Dataset entries on figures:
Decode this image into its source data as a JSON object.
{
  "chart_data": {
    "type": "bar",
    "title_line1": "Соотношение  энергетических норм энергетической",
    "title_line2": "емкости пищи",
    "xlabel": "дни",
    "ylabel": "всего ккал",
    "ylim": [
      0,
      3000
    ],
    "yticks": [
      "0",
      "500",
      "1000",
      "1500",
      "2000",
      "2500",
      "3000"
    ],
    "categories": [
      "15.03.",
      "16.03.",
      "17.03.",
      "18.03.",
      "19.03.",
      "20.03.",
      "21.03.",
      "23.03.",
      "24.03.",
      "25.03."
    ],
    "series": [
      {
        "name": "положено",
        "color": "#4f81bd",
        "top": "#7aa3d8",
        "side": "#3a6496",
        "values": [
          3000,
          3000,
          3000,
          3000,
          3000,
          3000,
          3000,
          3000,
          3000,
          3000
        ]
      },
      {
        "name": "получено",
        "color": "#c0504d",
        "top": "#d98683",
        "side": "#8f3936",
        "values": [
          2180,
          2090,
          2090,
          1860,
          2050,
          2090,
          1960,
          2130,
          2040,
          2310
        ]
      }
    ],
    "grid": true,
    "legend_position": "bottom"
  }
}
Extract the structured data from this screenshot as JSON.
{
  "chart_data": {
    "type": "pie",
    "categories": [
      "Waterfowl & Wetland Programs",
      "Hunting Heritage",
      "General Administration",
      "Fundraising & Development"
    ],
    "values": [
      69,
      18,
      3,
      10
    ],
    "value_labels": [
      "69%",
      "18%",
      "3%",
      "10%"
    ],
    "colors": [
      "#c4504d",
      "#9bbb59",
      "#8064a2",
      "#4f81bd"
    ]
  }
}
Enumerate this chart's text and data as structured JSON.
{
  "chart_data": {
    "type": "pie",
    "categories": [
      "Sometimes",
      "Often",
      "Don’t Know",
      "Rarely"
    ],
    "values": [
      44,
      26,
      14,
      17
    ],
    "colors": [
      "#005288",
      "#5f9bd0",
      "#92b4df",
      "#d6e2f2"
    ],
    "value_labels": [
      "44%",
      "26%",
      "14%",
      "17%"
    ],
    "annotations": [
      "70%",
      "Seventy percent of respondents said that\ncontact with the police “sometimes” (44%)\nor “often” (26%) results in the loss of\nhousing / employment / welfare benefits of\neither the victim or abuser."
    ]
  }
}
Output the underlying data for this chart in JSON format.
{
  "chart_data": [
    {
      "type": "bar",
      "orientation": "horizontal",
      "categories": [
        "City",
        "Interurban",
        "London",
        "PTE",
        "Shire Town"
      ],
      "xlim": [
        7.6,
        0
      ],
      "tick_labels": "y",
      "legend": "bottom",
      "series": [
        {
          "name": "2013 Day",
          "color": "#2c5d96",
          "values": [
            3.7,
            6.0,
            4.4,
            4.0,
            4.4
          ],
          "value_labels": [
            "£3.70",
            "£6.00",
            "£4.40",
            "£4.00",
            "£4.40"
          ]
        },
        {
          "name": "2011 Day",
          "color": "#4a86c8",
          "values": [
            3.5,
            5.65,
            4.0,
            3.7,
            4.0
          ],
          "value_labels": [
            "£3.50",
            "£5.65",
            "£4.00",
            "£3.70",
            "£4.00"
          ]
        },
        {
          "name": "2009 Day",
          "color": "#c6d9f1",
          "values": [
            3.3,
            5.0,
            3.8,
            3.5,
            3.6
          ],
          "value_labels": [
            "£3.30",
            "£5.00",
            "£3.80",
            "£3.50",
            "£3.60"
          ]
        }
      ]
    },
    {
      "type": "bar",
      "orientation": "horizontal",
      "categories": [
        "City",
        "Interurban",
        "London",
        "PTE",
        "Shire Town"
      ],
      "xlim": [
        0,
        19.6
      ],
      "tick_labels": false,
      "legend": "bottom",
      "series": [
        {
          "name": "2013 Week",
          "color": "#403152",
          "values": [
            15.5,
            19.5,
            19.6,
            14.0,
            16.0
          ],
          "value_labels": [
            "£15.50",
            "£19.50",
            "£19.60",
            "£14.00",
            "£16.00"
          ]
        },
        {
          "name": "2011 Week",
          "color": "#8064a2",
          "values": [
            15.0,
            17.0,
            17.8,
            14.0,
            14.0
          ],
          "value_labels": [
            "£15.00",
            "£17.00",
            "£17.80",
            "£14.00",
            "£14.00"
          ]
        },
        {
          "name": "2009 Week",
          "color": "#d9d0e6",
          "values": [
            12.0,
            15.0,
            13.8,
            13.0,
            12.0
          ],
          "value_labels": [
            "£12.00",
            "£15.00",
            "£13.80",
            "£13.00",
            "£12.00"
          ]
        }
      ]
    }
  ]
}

Prompt: Each entry above is to be printed again exactly.

Answer:
Decode this image into its source data as a JSON object.
{
  "chart_data": {
    "type": "bar",
    "title_line1": "Соотношение  энергетических норм энергетической",
    "title_line2": "емкости пищи",
    "xlabel": "дни",
    "ylabel": "всего ккал",
    "ylim": [
      0,
      3000
    ],
    "yticks": [
      "0",
      "500",
      "1000",
      "1500",
      "2000",
      "2500",
      "3000"
    ],
    "categories": [
      "15.03.",
      "16.03.",
      "17.03.",
      "18.03.",
      "19.03.",
      "20.03.",
      "21.03.",
      "23.03.",
      "24.03.",
      "25.03."
    ],
    "series": [
      {
        "name": "положено",
        "color": "#4f81bd",
        "top": "#7aa3d8",
        "side": "#3a6496",
        "values": [
          3000,
          3000,
          3000,
          3000,
          3000,
          3000,
          3000,
          3000,
          3000,
          3000
        ]
      },
      {
        "name": "получено",
        "color": "#c0504d",
        "top": "#d98683",
        "side": "#8f3936",
        "values": [
          2180,
          2090,
          2090,
          1860,
          2050,
          2090,
          1960,
          2130,
          2040,
          2310
        ]
      }
    ],
    "grid": true,
    "legend_position": "bottom"
  }
}
Extract the structured data from this screenshot as JSON.
{
  "chart_data": {
    "type": "pie",
    "categories": [
      "Waterfowl & Wetland Programs",
      "Hunting Heritage",
      "General Administration",
      "Fundraising & Development"
    ],
    "values": [
      69,
      18,
      3,
      10
    ],
    "value_labels": [
      "69%",
      "18%",
      "3%",
      "10%"
    ],
    "colors": [
      "#c4504d",
      "#9bbb59",
      "#8064a2",
      "#4f81bd"
    ]
  }
}
Enumerate this chart's text and data as structured JSON.
{
  "chart_data": {
    "type": "pie",
    "categories": [
      "Sometimes",
      "Often",
      "Don’t Know",
      "Rarely"
    ],
    "values": [
      44,
      26,
      14,
      17
    ],
    "colors": [
      "#005288",
      "#5f9bd0",
      "#92b4df",
      "#d6e2f2"
    ],
    "value_labels": [
      "44%",
      "26%",
      "14%",
      "17%"
    ],
    "annotations": [
      "70%",
      "Seventy percent of respondents said that\ncontact with the police “sometimes” (44%)\nor “often” (26%) results in the loss of\nhousing / employment / welfare benefits of\neither the victim or abuser."
    ]
  }
}
Output the underlying data for this chart in JSON format.
{
  "chart_data": [
    {
      "type": "bar",
      "orientation": "horizontal",
      "categories": [
        "City",
        "Interurban",
        "London",
        "PTE",
        "Shire Town"
      ],
      "xlim": [
        7.6,
        0
      ],
      "tick_labels": "y",
      "legend": "bottom",
      "series": [
        {
          "name": "2013 Day",
          "color": "#2c5d96",
          "values": [
            3.7,
            6.0,
            4.4,
            4.0,
            4.4
          ],
          "value_labels": [
            "£3.70",
            "£6.00",
            "£4.40",
            "£4.00",
            "£4.40"
          ]
        },
        {
          "name": "2011 Day",
          "color": "#4a86c8",
          "values": [
            3.5,
            5.65,
            4.0,
            3.7,
            4.0
          ],
          "value_labels": [
            "£3.50",
            "£5.65",
            "£4.00",
            "£3.70",
            "£4.00"
          ]
        },
        {
          "name": "2009 Day",
          "color": "#c6d9f1",
          "values": [
            3.3,
            5.0,
            3.8,
            3.5,
            3.6
          ],
          "value_labels": [
            "£3.30",
            "£5.00",
            "£3.80",
            "£3.50",
            "£3.60"
          ]
        }
      ]
    },
    {
      "type": "bar",
      "orientation": "horizontal",
      "categories": [
        "City",
        "Interurban",
        "London",
        "PTE",
        "Shire Town"
      ],
      "xlim": [
        0,
        19.6
      ],
      "tick_labels": false,
      "legend": "bottom",
      "series": [
        {
          "name": "2013 Week",
          "color": "#403152",
          "values": [
            15.5,
            19.5,
            19.6,
            14.0,
            16.0
          ],
          "value_labels": [
            "£15.50",
            "£19.50",
            "£19.60",
            "£14.00",
            "£16.00"
          ]
        },
        {
          "name": "2011 Week",
          "color": "#8064a2",
          "values": [
            15.0,
            17.0,
            17.8,
            14.0,
            14.0
          ],
          "value_labels": [
            "£15.00",
            "£17.00",
            "£17.80",
            "£14.00",
            "£14.00"
          ]
        },
        {
          "name": "2009 Week",
          "color": "#d9d0e6",
          "values": [
            12.0,
            15.0,
            13.8,
            13.0,
            12.0
          ],
          "value_labels": [
            "£12.00",
            "£15.00",
            "£13.80",
            "£13.00",
            "£12.00"
          ]
        }
      ]
    }
  ]
}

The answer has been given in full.